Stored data
◇ ◇ ◇ ◇ ◇

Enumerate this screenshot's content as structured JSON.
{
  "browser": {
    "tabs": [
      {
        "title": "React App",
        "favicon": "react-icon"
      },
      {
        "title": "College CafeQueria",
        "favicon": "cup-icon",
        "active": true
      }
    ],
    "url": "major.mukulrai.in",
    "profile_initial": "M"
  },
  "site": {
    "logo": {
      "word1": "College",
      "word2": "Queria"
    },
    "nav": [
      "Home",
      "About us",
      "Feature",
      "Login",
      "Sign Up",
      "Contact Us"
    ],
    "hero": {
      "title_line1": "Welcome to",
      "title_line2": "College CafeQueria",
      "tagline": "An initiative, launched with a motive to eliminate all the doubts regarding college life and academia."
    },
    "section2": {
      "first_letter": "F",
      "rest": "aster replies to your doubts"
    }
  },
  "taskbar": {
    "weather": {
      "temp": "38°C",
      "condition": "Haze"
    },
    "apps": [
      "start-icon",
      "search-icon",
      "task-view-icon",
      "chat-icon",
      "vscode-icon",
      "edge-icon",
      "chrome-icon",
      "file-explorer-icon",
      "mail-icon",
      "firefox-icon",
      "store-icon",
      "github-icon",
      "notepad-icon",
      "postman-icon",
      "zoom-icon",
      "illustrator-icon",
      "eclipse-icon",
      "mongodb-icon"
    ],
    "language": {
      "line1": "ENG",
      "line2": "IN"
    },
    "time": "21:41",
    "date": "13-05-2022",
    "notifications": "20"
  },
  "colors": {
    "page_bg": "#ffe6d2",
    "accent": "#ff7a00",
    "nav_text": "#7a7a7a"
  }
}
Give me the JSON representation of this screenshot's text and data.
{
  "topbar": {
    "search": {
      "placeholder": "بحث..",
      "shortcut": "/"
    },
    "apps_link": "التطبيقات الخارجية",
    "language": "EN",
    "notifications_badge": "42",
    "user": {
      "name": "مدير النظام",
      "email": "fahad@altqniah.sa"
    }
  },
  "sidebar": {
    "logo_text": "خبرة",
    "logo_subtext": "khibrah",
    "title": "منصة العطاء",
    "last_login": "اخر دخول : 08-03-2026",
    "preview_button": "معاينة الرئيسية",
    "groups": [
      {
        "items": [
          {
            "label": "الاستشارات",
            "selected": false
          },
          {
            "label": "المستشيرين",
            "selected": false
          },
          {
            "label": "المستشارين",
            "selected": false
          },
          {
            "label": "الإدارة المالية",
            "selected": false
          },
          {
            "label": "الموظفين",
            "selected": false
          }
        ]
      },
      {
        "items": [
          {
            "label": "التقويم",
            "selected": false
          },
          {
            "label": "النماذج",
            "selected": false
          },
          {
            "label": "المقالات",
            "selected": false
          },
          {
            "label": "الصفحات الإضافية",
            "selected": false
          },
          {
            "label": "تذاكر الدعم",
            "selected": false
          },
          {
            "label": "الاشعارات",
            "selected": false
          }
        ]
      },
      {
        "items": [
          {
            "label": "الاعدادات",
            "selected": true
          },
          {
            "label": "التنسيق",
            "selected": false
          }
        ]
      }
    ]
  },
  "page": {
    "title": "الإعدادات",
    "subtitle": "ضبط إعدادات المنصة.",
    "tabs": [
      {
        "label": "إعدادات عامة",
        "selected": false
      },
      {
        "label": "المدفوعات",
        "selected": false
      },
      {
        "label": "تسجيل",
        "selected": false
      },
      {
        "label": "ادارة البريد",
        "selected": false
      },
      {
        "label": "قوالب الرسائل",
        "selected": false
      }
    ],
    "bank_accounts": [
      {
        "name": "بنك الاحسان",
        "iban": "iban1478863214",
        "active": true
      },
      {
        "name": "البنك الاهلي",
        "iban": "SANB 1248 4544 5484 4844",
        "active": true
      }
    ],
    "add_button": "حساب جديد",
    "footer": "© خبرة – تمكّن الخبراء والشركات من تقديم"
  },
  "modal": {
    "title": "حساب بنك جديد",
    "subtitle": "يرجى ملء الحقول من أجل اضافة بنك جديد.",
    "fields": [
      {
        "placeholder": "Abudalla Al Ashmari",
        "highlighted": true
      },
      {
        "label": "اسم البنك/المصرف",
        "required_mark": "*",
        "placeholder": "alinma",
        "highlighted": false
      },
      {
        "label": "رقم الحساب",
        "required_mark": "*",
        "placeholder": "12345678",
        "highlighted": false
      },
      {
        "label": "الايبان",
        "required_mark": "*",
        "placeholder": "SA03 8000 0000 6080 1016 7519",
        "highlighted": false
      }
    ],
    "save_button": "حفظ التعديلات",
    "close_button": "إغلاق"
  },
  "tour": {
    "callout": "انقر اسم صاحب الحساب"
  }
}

◇ ◇ ◇ ◇ ◇

[Brief] Transcribe each entry precisely, missing none.

[Full response]
Enumerate this screenshot's content as structured JSON.
{
  "browser": {
    "tabs": [
      {
        "title": "React App",
        "favicon": "react-icon"
      },
      {
        "title": "College CafeQueria",
        "favicon": "cup-icon",
        "active": true
      }
    ],
    "url": "major.mukulrai.in",
    "profile_initial": "M"
  },
  "site": {
    "logo": {
      "word1": "College",
      "word2": "Queria"
    },
    "nav": [
      "Home",
      "About us",
      "Feature",
      "Login",
      "Sign Up",
      "Contact Us"
    ],
    "hero": {
      "title_line1": "Welcome to",
      "title_line2": "College CafeQueria",
      "tagline": "An initiative, launched with a motive to eliminate all the doubts regarding college life and academia."
    },
    "section2": {
      "first_letter": "F",
      "rest": "aster replies to your doubts"
    }
  },
  "taskbar": {
    "weather": {
      "temp": "38°C",
      "condition": "Haze"
    },
    "apps": [
      "start-icon",
      "search-icon",
      "task-view-icon",
      "chat-icon",
      "vscode-icon",
      "edge-icon",
      "chrome-icon",
      "file-explorer-icon",
      "mail-icon",
      "firefox-icon",
      "store-icon",
      "github-icon",
      "notepad-icon",
      "postman-icon",
      "zoom-icon",
      "illustrator-icon",
      "eclipse-icon",
      "mongodb-icon"
    ],
    "language": {
      "line1": "ENG",
      "line2": "IN"
    },
    "time": "21:41",
    "date": "13-05-2022",
    "notifications": "20"
  },
  "colors": {
    "page_bg": "#ffe6d2",
    "accent": "#ff7a00",
    "nav_text": "#7a7a7a"
  }
}
Give me the JSON representation of this screenshot's text and data.
{
  "topbar": {
    "search": {
      "placeholder": "بحث..",
      "shortcut": "/"
    },
    "apps_link": "التطبيقات الخارجية",
    "language": "EN",
    "notifications_badge": "42",
    "user": {
      "name": "مدير النظام",
      "email": "fahad@altqniah.sa"
    }
  },
  "sidebar": {
    "logo_text": "خبرة",
    "logo_subtext": "khibrah",
    "title": "منصة العطاء",
    "last_login": "اخر دخول : 08-03-2026",
    "preview_button": "معاينة الرئيسية",
    "groups": [
      {
        "items": [
          {
            "label": "الاستشارات",
            "selected": false
          },
          {
            "label": "المستشيرين",
            "selected": false
          },
          {
            "label": "المستشارين",
            "selected": false
          },
          {
            "label": "الإدارة المالية",
            "selected": false
          },
          {
            "label": "الموظفين",
            "selected": false
          }
        ]
      },
      {
        "items": [
          {
            "label": "التقويم",
            "selected": false
          },
          {
            "label": "النماذج",
            "selected": false
          },
          {
            "label": "المقالات",
            "selected": false
          },
          {
            "label": "الصفحات الإضافية",
            "selected": false
          },
          {
            "label": "تذاكر الدعم",
            "selected": false
          },
          {
            "label": "الاشعارات",
            "selected": false
          }
        ]
      },
      {
        "items": [
          {
            "label": "الاعدادات",
            "selected": true
          },
          {
            "label": "التنسيق",
            "selected": false
          }
        ]
      }
    ]
  },
  "page": {
    "title": "الإعدادات",
    "subtitle": "ضبط إعدادات المنصة.",
    "tabs": [
      {
        "label": "إعدادات عامة",
        "selected": false
      },
      {
        "label": "المدفوعات",
        "selected": false
      },
      {
        "label": "تسجيل",
        "selected": false
      },
      {
        "label": "ادارة البريد",
        "selected": false
      },
      {
        "label": "قوالب الرسائل",
        "selected": false
      }
    ],
    "bank_accounts": [
      {
        "name": "بنك الاحسان",
        "iban": "iban1478863214",
        "active": true
      },
      {
        "name": "البنك الاهلي",
        "iban": "SANB 1248 4544 5484 4844",
        "active": true
      }
    ],
    "add_button": "حساب جديد",
    "footer": "© خبرة – تمكّن الخبراء والشركات من تقديم"
  },
  "modal": {
    "title": "حساب بنك جديد",
    "subtitle": "يرجى ملء الحقول من أجل اضافة بنك جديد.",
    "fields": [
      {
        "placeholder": "Abudalla Al Ashmari",
        "highlighted": true
      },
      {
        "label": "اسم البنك/المصرف",
        "required_mark": "*",
        "placeholder": "alinma",
        "highlighted": false
      },
      {
        "label": "رقم الحساب",
        "required_mark": "*",
        "placeholder": "12345678",
        "highlighted": false
      },
      {
        "label": "الايبان",
        "required_mark": "*",
        "placeholder": "SA03 8000 0000 6080 1016 7519",
        "highlighted": false
      }
    ],
    "save_button": "حفظ التعديلات",
    "close_button": "إغلاق"
  },
  "tour": {
    "callout": "انقر اسم صاحب الحساب"
  }
}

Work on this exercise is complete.